(Stored data)
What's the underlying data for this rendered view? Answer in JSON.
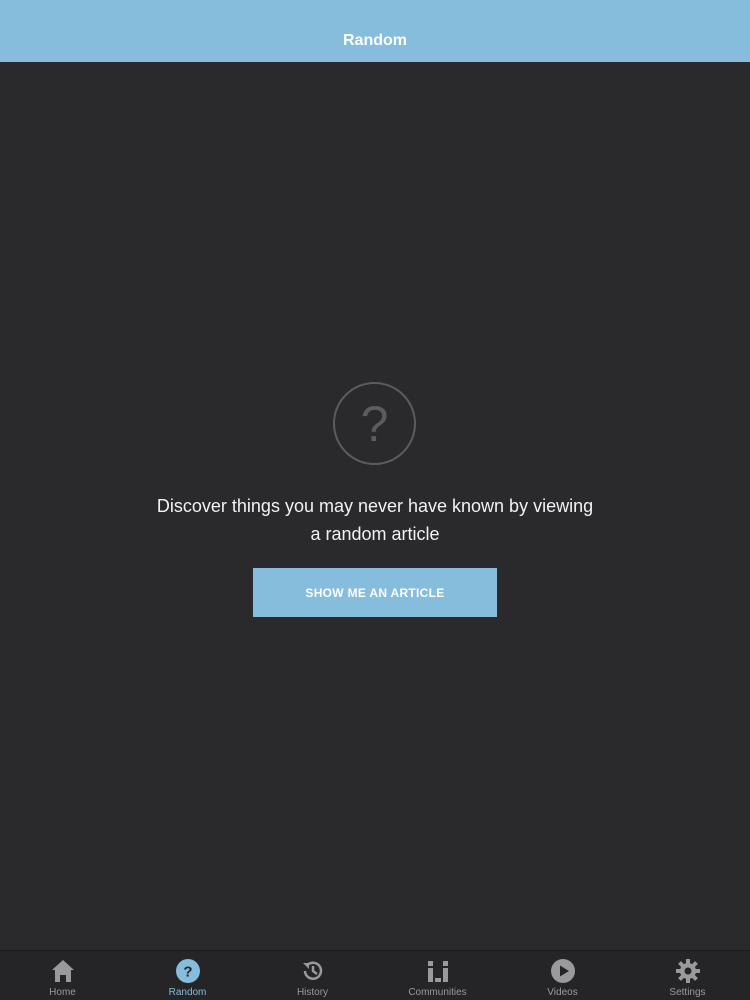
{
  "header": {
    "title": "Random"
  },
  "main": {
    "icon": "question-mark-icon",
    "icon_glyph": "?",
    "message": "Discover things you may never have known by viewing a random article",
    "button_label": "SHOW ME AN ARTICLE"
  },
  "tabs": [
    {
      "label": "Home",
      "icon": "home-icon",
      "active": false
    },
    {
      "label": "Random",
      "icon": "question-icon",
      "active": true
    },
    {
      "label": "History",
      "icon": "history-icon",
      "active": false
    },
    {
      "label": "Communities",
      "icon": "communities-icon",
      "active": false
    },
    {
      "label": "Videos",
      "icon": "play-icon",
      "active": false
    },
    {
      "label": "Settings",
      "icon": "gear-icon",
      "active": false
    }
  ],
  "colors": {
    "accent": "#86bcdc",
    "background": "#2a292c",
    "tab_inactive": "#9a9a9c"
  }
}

- **Your goal**
Print the complete listing exactly, apart from any pictures.

- **In response**
What's the underlying data for this rendered view? Answer in JSON.
{
  "header": {
    "title": "Random"
  },
  "main": {
    "icon": "question-mark-icon",
    "icon_glyph": "?",
    "message": "Discover things you may never have known by viewing a random article",
    "button_label": "SHOW ME AN ARTICLE"
  },
  "tabs": [
    {
      "label": "Home",
      "icon": "home-icon",
      "active": false
    },
    {
      "label": "Random",
      "icon": "question-icon",
      "active": true
    },
    {
      "label": "History",
      "icon": "history-icon",
      "active": false
    },
    {
      "label": "Communities",
      "icon": "communities-icon",
      "active": false
    },
    {
      "label": "Videos",
      "icon": "play-icon",
      "active": false
    },
    {
      "label": "Settings",
      "icon": "gear-icon",
      "active": false
    }
  ],
  "colors": {
    "accent": "#86bcdc",
    "background": "#2a292c",
    "tab_inactive": "#9a9a9c"
  }
}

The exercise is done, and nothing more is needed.